Stated exercise ->
Extract the whole listing as it stands. Do not include the pictures.

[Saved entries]
::::::::::

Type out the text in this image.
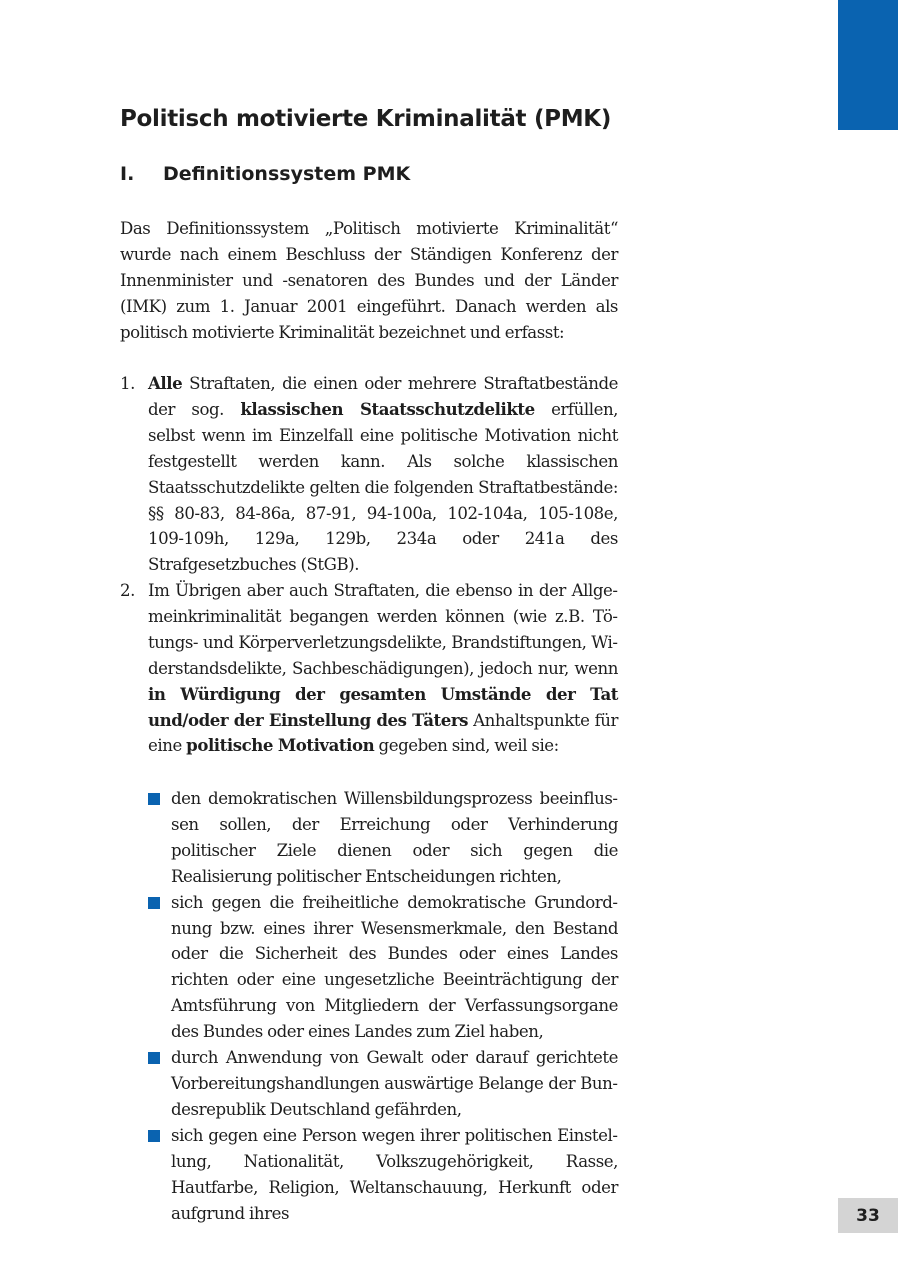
Politisch motivierte Kriminalität (PMK)
I. Definitionssystem PMK

Das Definitionssystem „Politisch motivierte Kriminalität“ wurde nach einem Beschluss der Ständigen Konferenz der Innenminister und -senatoren des Bundes und der Länder (IMK) zum 1. Januar 2001 eingeführt. Danach werden als politisch motivierte Kriminalität bezeichnet und erfasst:

1. Alle Straftaten, die einen oder mehrere Straftatbestände der sog. klassischen Staatsschutzdelikte erfüllen, selbst wenn im Einzelfall eine politische Motivation nicht festgestellt werden kann. Als solche klassischen Staatsschutzdelikte gelten die folgenden Straftatbestände: §§ 80-83, 84-86a, 87-91, 94-100a, 102-104a, 105-108e, 109-109h, 129a, 129b, 234a oder 241a des Strafgesetzbuches (StGB).
2. Im Übrigen aber auch Straftaten, die ebenso in der Allgemeinkriminalität begangen werden können (wie z.B. Tötungs- und Körperverletzungsdelikte, Brandstiftungen, Widerstandsdelikte, Sachbeschädigungen), jedoch nur, wenn in Würdigung der gesamten Umstände der Tat und/oder der Einstellung des Täters Anhaltspunkte für eine politische Motivation gegeben sind, weil sie:
den demokratischen Willensbildungsprozess beeinflussen sollen, der Erreichung oder Verhinderung politischer Ziele dienen oder sich gegen die Realisierung politischer Entscheidungen richten,
sich gegen die freiheitliche demokratische Grundordnung bzw. eines ihrer Wesensmerkmale, den Bestand oder die Sicherheit des Bundes oder eines Landes richten oder eine ungesetzliche Beeinträchtigung der Amtsführung von Mitgliedern der Verfassungsorgane des Bundes oder eines Landes zum Ziel haben,
durch Anwendung von Gewalt oder darauf gerichtete Vorbereitungshandlungen auswärtige Belange der Bundesrepublik Deutschland gefährden,
sich gegen eine Person wegen ihrer politischen Einstellung, Nationalität, Volkszugehörigkeit, Rasse, Hautfarbe, Religion, Weltanschauung, Herkunft oder aufgrund ihres	33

::::::::::

Result ->
Type out the text in this image.
Politisch motivierte Kriminalität (PMK)
I. Definitionssystem PMK

Das Definitionssystem „Politisch motivierte Kriminalität“ wurde nach einem Beschluss der Ständigen Konferenz der Innenminister und -senatoren des Bundes und der Länder (IMK) zum 1. Januar 2001 eingeführt. Danach werden als politisch motivierte Kriminalität bezeichnet und erfasst:

1. Alle Straftaten, die einen oder mehrere Straftatbestände der sog. klassischen Staatsschutzdelikte erfüllen, selbst wenn im Einzelfall eine politische Motivation nicht festgestellt werden kann. Als solche klassischen Staatsschutzdelikte gelten die folgenden Straftatbestände: §§ 80-83, 84-86a, 87-91, 94-100a, 102-104a, 105-108e, 109-109h, 129a, 129b, 234a oder 241a des Strafgesetzbuches (StGB).
2. Im Übrigen aber auch Straftaten, die ebenso in der Allgemeinkriminalität begangen werden können (wie z.B. Tötungs- und Körperverletzungsdelikte, Brandstiftungen, Widerstandsdelikte, Sachbeschädigungen), jedoch nur, wenn in Würdigung der gesamten Umstände der Tat und/oder der Einstellung des Täters Anhaltspunkte für eine politische Motivation gegeben sind, weil sie:
den demokratischen Willensbildungsprozess beeinflussen sollen, der Erreichung oder Verhinderung politischer Ziele dienen oder sich gegen die Realisierung politischer Entscheidungen richten,
sich gegen die freiheitliche demokratische Grundordnung bzw. eines ihrer Wesensmerkmale, den Bestand oder die Sicherheit des Bundes oder eines Landes richten oder eine ungesetzliche Beeinträchtigung der Amtsführung von Mitgliedern der Verfassungsorgane des Bundes oder eines Landes zum Ziel haben,
durch Anwendung von Gewalt oder darauf gerichtete Vorbereitungshandlungen auswärtige Belange der Bundesrepublik Deutschland gefährden,
sich gegen eine Person wegen ihrer politischen Einstellung, Nationalität, Volkszugehörigkeit, Rasse, Hautfarbe, Religion, Weltanschauung, Herkunft oder aufgrund ihres	33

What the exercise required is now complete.